PROMPT:
Your task is to repeat the entries underneath exactly, minus the pictures.

PROVIDED RECORDS:
- - - - - - -

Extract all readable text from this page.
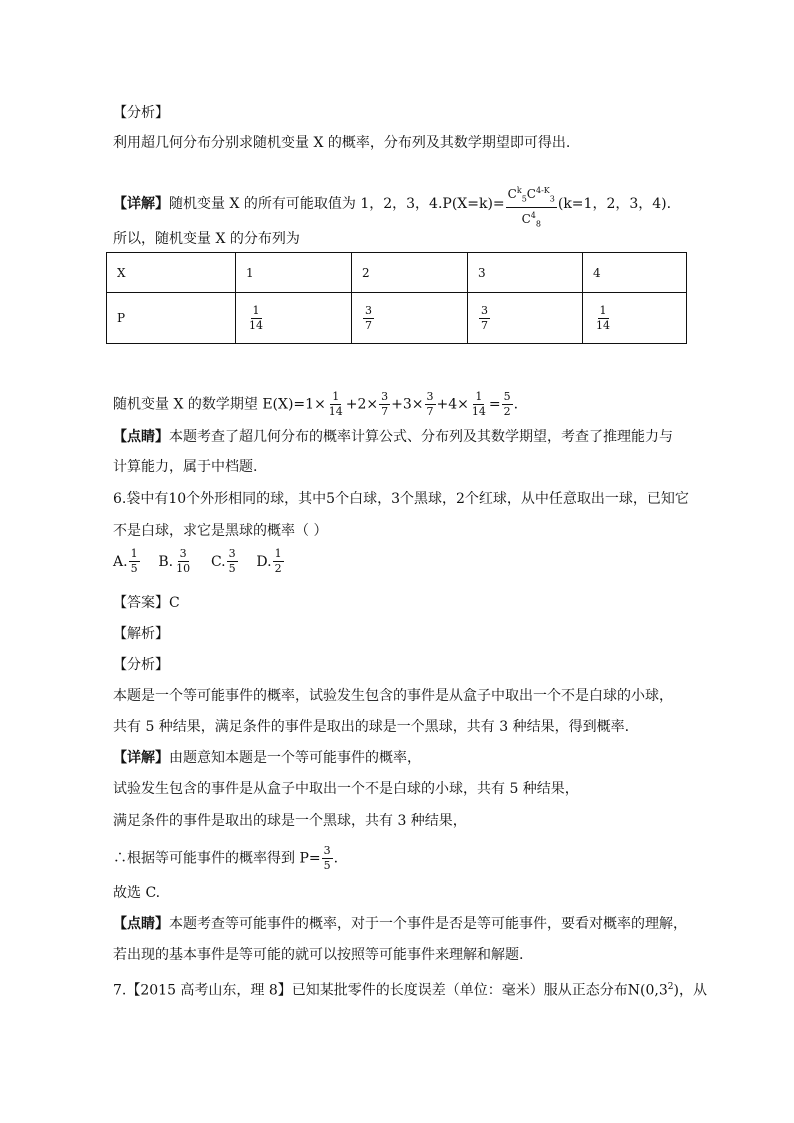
【分析】
利用超几何分布分别求随机变量 X 的概率，分布列及其数学期望即可得出.
【详解】随机变量 X 的所有可能取值为 1，2，3，$4.P(X=k)= \frac{C^k_5C^{4-K}_3}{C^4_8} (k=1$，2，3，4).
所以，随机变量 X 的分布列为
X	1	2	3	4
P	$\frac{1}{14}$	$\frac{3}{7}$	$\frac{3}{7}$	$\frac{1}{14}$
随机变量 X 的数学期望 $E(X)=1\times \frac{1}{14} +2\times \frac{3}{7} +3\times \frac{3}{7} +4\times \frac{1}{14} = \frac{5}{2}$ .
【点睛】本题考查了超几何分布的概率计算公式、分布列及其数学期望，考查了推理能力与
计算能力，属于中档题.
6.袋中有10个外形相同的球，其中5个白球，3个黑球，2个红球，从中任意取出一球，已知它
不是白球，求它是黑球的概率（ ）
A. $\frac{1}{5} B$. $\frac{3}{10} C$. $\frac{3}{5} D$. $\frac{1}{2}$
【答案】C
【解析】
【分析】
本题是一个等可能事件的概率，试验发生包含的事件是从盒子中取出一个不是白球的小球，
共有 5 种结果，满足条件的事件是取出的球是一个黑球，共有 3 种结果，得到概率.
【详解】由题意知本题是一个等可能事件的概率，
试验发生包含的事件是从盒子中取出一个不是白球的小球，共有 5 种结果，
满足条件的事件是取出的球是一个黑球，共有 3 种结果，
∴根据等可能事件的概率得到 $P= \frac{3}{5}$ .
故选 C.
【点睛】本题考查等可能事件的概率，对于一个事件是否是等可能事件，要看对概率的理解，
若出现的基本事件是等可能的就可以按照等可能事件来理解和解题.
7.【2015 高考山东，理 8】已知某批零件的长度误差（单位：毫米）服从正态分布$N(0,3^2)$，从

- - - - - - -

ANSWER TO THE PROBLEM:
Extract all readable text from this page.
【分析】
利用超几何分布分别求随机变量 X 的概率，分布列及其数学期望即可得出.
【详解】随机变量 X 的所有可能取值为 1，2，3，$4.P(X=k)= \frac{C^k_5C^{4-K}_3}{C^4_8} (k=1$，2，3，4).
所以，随机变量 X 的分布列为
X	1	2	3	4
P	$\frac{1}{14}$	$\frac{3}{7}$	$\frac{3}{7}$	$\frac{1}{14}$
随机变量 X 的数学期望 $E(X)=1\times \frac{1}{14} +2\times \frac{3}{7} +3\times \frac{3}{7} +4\times \frac{1}{14} = \frac{5}{2}$ .
【点睛】本题考查了超几何分布的概率计算公式、分布列及其数学期望，考查了推理能力与
计算能力，属于中档题.
6.袋中有10个外形相同的球，其中5个白球，3个黑球，2个红球，从中任意取出一球，已知它
不是白球，求它是黑球的概率（ ）
A. $\frac{1}{5} B$. $\frac{3}{10} C$. $\frac{3}{5} D$. $\frac{1}{2}$
【答案】C
【解析】
【分析】
本题是一个等可能事件的概率，试验发生包含的事件是从盒子中取出一个不是白球的小球，
共有 5 种结果，满足条件的事件是取出的球是一个黑球，共有 3 种结果，得到概率.
【详解】由题意知本题是一个等可能事件的概率，
试验发生包含的事件是从盒子中取出一个不是白球的小球，共有 5 种结果，
满足条件的事件是取出的球是一个黑球，共有 3 种结果，
∴根据等可能事件的概率得到 $P= \frac{3}{5}$ .
故选 C.
【点睛】本题考查等可能事件的概率，对于一个事件是否是等可能事件，要看对概率的理解，
若出现的基本事件是等可能的就可以按照等可能事件来理解和解题.
7.【2015 高考山东，理 8】已知某批零件的长度误差（单位：毫米）服从正态分布$N(0,3^2)$，从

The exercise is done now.